* _Set problem_: Drop the pictures, then extract the listing word for word.

* _Task input_:

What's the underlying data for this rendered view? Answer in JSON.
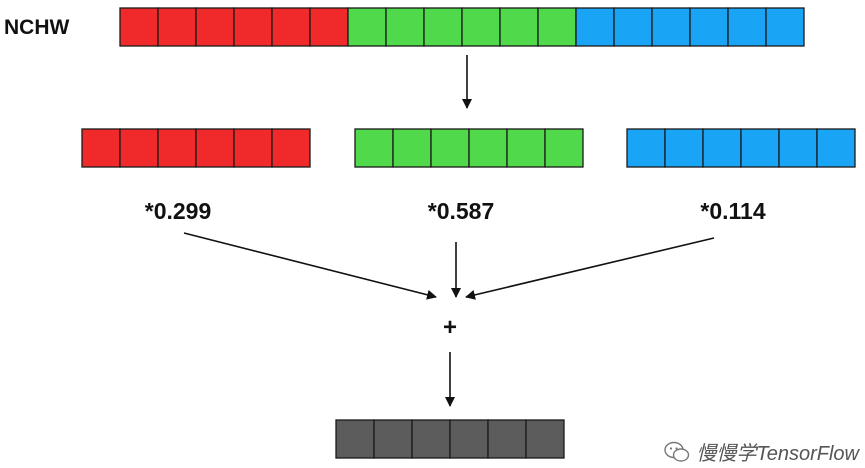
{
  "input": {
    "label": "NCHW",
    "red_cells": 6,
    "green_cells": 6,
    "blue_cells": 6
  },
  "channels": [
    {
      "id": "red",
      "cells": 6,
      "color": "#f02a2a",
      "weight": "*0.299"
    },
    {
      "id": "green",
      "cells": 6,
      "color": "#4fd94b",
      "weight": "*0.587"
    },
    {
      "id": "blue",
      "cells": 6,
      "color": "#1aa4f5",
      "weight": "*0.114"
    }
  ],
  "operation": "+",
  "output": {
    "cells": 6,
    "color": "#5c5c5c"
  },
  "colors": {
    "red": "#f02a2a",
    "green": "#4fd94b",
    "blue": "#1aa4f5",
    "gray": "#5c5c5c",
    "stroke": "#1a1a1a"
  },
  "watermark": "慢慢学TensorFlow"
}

* _Output below_:
What's the underlying data for this rendered view? Answer in JSON.
{
  "input": {
    "label": "NCHW",
    "red_cells": 6,
    "green_cells": 6,
    "blue_cells": 6
  },
  "channels": [
    {
      "id": "red",
      "cells": 6,
      "color": "#f02a2a",
      "weight": "*0.299"
    },
    {
      "id": "green",
      "cells": 6,
      "color": "#4fd94b",
      "weight": "*0.587"
    },
    {
      "id": "blue",
      "cells": 6,
      "color": "#1aa4f5",
      "weight": "*0.114"
    }
  ],
  "operation": "+",
  "output": {
    "cells": 6,
    "color": "#5c5c5c"
  },
  "colors": {
    "red": "#f02a2a",
    "green": "#4fd94b",
    "blue": "#1aa4f5",
    "gray": "#5c5c5c",
    "stroke": "#1a1a1a"
  },
  "watermark": "慢慢学TensorFlow"
}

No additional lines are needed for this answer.